**ЗАДАНИЯ ДЛЯ ВЫПОЛНЕНИЯ**
a - Что, согласно отрывку о мифологии, составляет общую предпосылку поэтического и философского взгляда?
b - Продолжите отрывок о мифологии, начав сразу после его последнего предложения.
**** ОТРЫВОК СО СТРАНИЦЫ
Присовокуплю одно замечание. Сколь бы много невероятного ни заключало в себе объяснение Германа, самым непостижимым представляется мне то, что он мог полагать, что все имена без различия могли выйти сразу и одновременно из головы одного-единственного человека - и те, исток которых теряется в ночи прошлого, как-то: Кронос, Посейдон, Гея, Зевс, и те, которые несут на себе печать относительно нового происхождения, как, например, Плутос, Оры, Хариты, Евномия, Дика и иные подобные им.
Лекция 3
ТРЕТЬЯ ЛЕКЦИЯ
Опыт синтезирования поэтического и философского взгляда (параллель между ролью поэзии и философии в возникновении мифологии и их ролью в образовании языков). Итог: мифология во всяком случае органическое произведение.Объясняющее начало заключено в третьем, в том, что возвышается над поэзией и философией.- Переход к обсуждению исторических предпосылок мифологии.Критика предпосылок предшествующих способов объяснения: 1) мифология будто бы изобретена отдельными людьми; 2) самим народом.- Главный аргумент против последнего предположения - помимо родства различных мифологий - то, что народ возникает лишь вместе с его учением о Богах.- Итог: мифология - это не изобретение.
Взгляду чисто поэтическому, как назвали мы первый из них, и взгляду философскому, как будем именовать мы второй (не потому, однако, что считаем его особенно "философическим", т. е. достойным философа, а просто потому, что он придает мифологии философское содержанием - этим двум взглядам, к каким мы были подведены сами собой, естественным путем, без малейших ухищрений, мы дали поначалу высказаться - каждому с его особенной предпосылкой - и так исследовали их, причем помимо всего прочего благодаря этому обрели то преимущество, что многие фактические сведения уже заранее обсуждены у нас, так что нам не придется вновь обращаться к ним и мы можем просто предполагать то, что уже выяснили. Однако именно поэтому мы не выделили еще общего для двух этих взглядов и тем более не вынесли суждения об этом общем. А ведь может быть так, что каждая из предпосылок совершенно несостоятельна, а при этом общее для этих взглядов может оставаться и рассматриваться в качестве возможной основы новых подходов. Тогда, чтобы уж окончательно завершить разговор об этих двух главных взглядах, необходимо выделить то, в чем они сходятся между собой, и об этом общем тоже вынести свое суждение.
Во всяком случае теперь уже не трудно разглядеть такую общую предпосылку она состоит в том, что мифология - это вообще вымысел, изобретение. Мы же должны теперь решить, следует ли отказываться от этого всеобщего положения, или же ошибка лишь в том, что один взгляд принимает только поэтический, другой - только философский вымысел. Однако сразу же заметим, что одно не совсем исключает другое. Чисто поэтическое изобретение допускает в качестве содержания некую доктрину-но только как случайный, непреднамеренный момент; философский же взгляд не может обойтись без поэтического изобретения, только что теперь это последнее - нечто более или менее искусственное, случайное - просто с иной стороны.
********
**** ИЗВЛЕЧЁННЫЕ МАТЕРИАЛЫ
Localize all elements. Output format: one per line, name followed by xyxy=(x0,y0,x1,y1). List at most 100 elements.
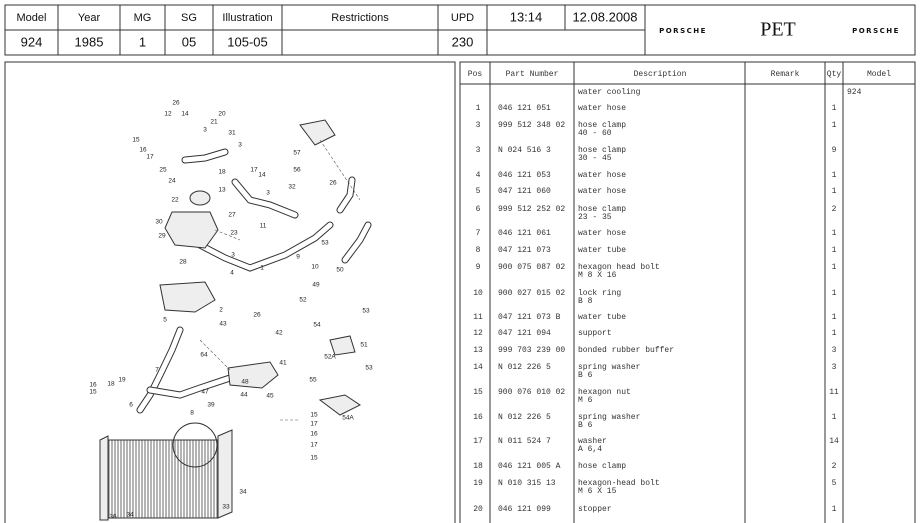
part-number: N 011 524 7 xyxy=(498,437,551,446)
callout: 18 xyxy=(218,169,226,176)
description: spring washer xyxy=(578,363,641,372)
callout: 28 xyxy=(179,259,187,266)
column-header: Description xyxy=(634,70,687,79)
quantity: 1 xyxy=(832,246,837,255)
callout: 2 xyxy=(219,307,223,314)
description: bonded rubber buffer xyxy=(578,346,674,355)
callout: 8 xyxy=(190,410,194,417)
callout: 20 xyxy=(218,111,226,118)
callout: 56 xyxy=(293,167,301,174)
part-number: 047 121 094 xyxy=(498,329,551,338)
description-detail: M 6 X 15 xyxy=(578,487,617,496)
callout: 18 xyxy=(107,381,115,388)
description: hexagon head bolt xyxy=(578,263,660,272)
callout: 49 xyxy=(312,282,320,289)
pos: 14 xyxy=(473,363,483,372)
callout: 10 xyxy=(311,264,319,271)
header-value: 105-05 xyxy=(227,34,267,49)
part-number: 900 075 087 02 xyxy=(498,263,565,272)
parts-table-frame xyxy=(459,61,916,523)
app-logo: PET xyxy=(760,19,796,41)
callout: 22 xyxy=(171,197,179,204)
table-column-lines xyxy=(489,62,844,523)
callout: 41 xyxy=(279,360,287,367)
description: water hose xyxy=(578,229,626,238)
description: lock ring xyxy=(578,289,621,298)
radiator xyxy=(107,439,219,519)
quantity: 3 xyxy=(832,363,837,372)
callout: 48 xyxy=(241,379,249,386)
pos: 20 xyxy=(473,505,483,514)
callout: 3 xyxy=(266,190,270,197)
callout: 12 xyxy=(164,111,172,118)
callout: 3 xyxy=(231,252,235,259)
callout: 36 xyxy=(109,514,117,521)
callout: 44 xyxy=(240,392,248,399)
description: hose clamp xyxy=(578,121,626,130)
description: water tube xyxy=(578,313,626,322)
pos: 12 xyxy=(473,329,483,338)
callout: 34 xyxy=(126,512,134,519)
callout: 32 xyxy=(288,184,296,191)
description: hose clamp xyxy=(578,205,626,214)
callout: 17 xyxy=(310,442,318,449)
callout: 16 xyxy=(310,431,318,438)
pos: 10 xyxy=(473,289,483,298)
description-detail: 40 - 60 xyxy=(578,129,612,138)
callout: 17 xyxy=(310,421,318,428)
description-detail: 23 - 35 xyxy=(578,213,612,222)
description: spring washer xyxy=(578,413,641,422)
description: hose clamp xyxy=(578,146,626,155)
callout: 14 xyxy=(258,172,266,179)
callout: 3 xyxy=(238,142,242,149)
callout: 52 xyxy=(299,297,307,304)
quantity: 1 xyxy=(832,329,837,338)
callout: 5 xyxy=(163,317,167,324)
pos: 19 xyxy=(473,479,483,488)
callout: 54A xyxy=(342,415,354,422)
callout: 57 xyxy=(293,150,301,157)
column-header: Remark xyxy=(771,70,800,79)
description: support xyxy=(578,329,612,338)
pos: 17 xyxy=(473,437,483,446)
quantity: 1 xyxy=(832,289,837,298)
part-number: 046 121 053 xyxy=(498,171,551,180)
description: stopper xyxy=(578,505,612,514)
header-label: Year xyxy=(78,12,101,24)
callout: 43 xyxy=(219,321,227,328)
quantity: 9 xyxy=(832,146,837,155)
callout: 39 xyxy=(207,402,215,409)
callout: 15 xyxy=(310,412,318,419)
quantity: 1 xyxy=(832,104,837,113)
description-detail: M 8 X 16 xyxy=(578,271,617,280)
column-header: Qty xyxy=(827,70,842,79)
callout: 53 xyxy=(321,240,329,247)
callout: 42 xyxy=(275,330,283,337)
description: water tube xyxy=(578,246,626,255)
callout: 45 xyxy=(266,393,274,400)
quantity: 11 xyxy=(829,388,839,397)
pos: 16 xyxy=(473,413,483,422)
pos: 3 xyxy=(476,121,481,130)
header-label: UPD xyxy=(451,12,474,24)
callout: 15 xyxy=(132,137,140,144)
header-label: Illustration xyxy=(222,12,272,24)
description: water hose xyxy=(578,171,626,180)
part-number: 900 076 010 02 xyxy=(498,388,565,397)
pos: 6 xyxy=(476,205,481,214)
description-detail: B 6 xyxy=(578,371,593,380)
group-model: 924 xyxy=(847,88,862,97)
callout: 26 xyxy=(172,100,180,107)
callout: 27 xyxy=(228,212,236,219)
part-number: 047 121 073 B xyxy=(498,313,561,322)
part-number: 999 703 239 00 xyxy=(498,346,565,355)
quantity: 1 xyxy=(832,187,837,196)
part-number: 046 121 061 xyxy=(498,229,551,238)
part-number: 046 121 099 xyxy=(498,505,551,514)
description: hexagon nut xyxy=(578,388,631,397)
callout: 21 xyxy=(210,119,218,126)
callout: 6 xyxy=(129,402,133,409)
callout: 64 xyxy=(200,352,208,359)
header-value: 230 xyxy=(452,34,474,49)
callout: 33 xyxy=(222,504,230,511)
********
**ОТВЕТЫ К ЗАДАНИЯМ**
a - Мифология — это вообще вымысел, изобретение.

b -
Одному, т. е. чисто случайному, характеру доктрины, какой допускается чисто поэтическим способом объяснения, как кажется, противоречит уже систематичность в последовательности поколений Богов, сама же мрачная суровость, какой отмечены некоторые разделы теогонии. При этом мы еще не думаем сейчас о том, что мифология на деле имела значение учения о Богах, что она властно определяла всю деятельность, всю жизнь народов,- это ведь в свою очередь требовало бы своего объяснения. Однако еще больше, чем предположение случайности в одном случае, нас отталкивает та грубая преднамеренность, какую иной способ объяснения вкладывает в возникновение мифологии. Как хотелось бы освободить гипотетических философов Гейне от их двойного бремени - сначала они добывают содержание, потом особо сочиняют форму, в какую облекут его. Итак, само собой напрашивается - нельзя ли, предположив, что мифология - это вообще изобретение, сохранив эту общую предпосылку, сблизить оба элемента, отождествить оба способа объяснения и поднять их на новую, высшую ступень - быть может, благодаря такому слиянию мы и преодолеем в себе ту неприязнь, какую вызывает в нас каждый взгляд по отдельности? Ведь и вообще можно задаваться вопросом: действительно ли поэзия и философия существуют вне друг друга, как предполагается этими способами объяснения, нет ли между ними естественного родства и почти неизбежной взаимной силы притяжения? Ведь надо же понять, что от подлинно поэтических образов требуется не меньшая всеобщность и необходимость, нежели от философских понятий. Впрочем, если иметь перед глазами новейшее время, то тут лишь очень немногим, редкостным мастерам удавалось вдохнуть всеобщее и непреходящее значение в образы, которые они могли почерпать лишь в случайной и преходящей жизни, и облечь их чем-то подобным мифологической мощи, но вот эти немногие и есть подлинные поэты, а остальных просто называют так. В свою очередь философские понятия не должны быть просто всеобщими категориями, они должны быть настоящими, определенными сущностями, а чем больше они таковы, чем больше придает им философ реальную, особенную жизнь, тем больше, кажется, сближаются они с поэтическими образами, даже если философ пренебрегает поэтическим облачением понятий - поэтическое заложено тут в мысли, и нет необходимости привносить его извне, словно дополнительный момент.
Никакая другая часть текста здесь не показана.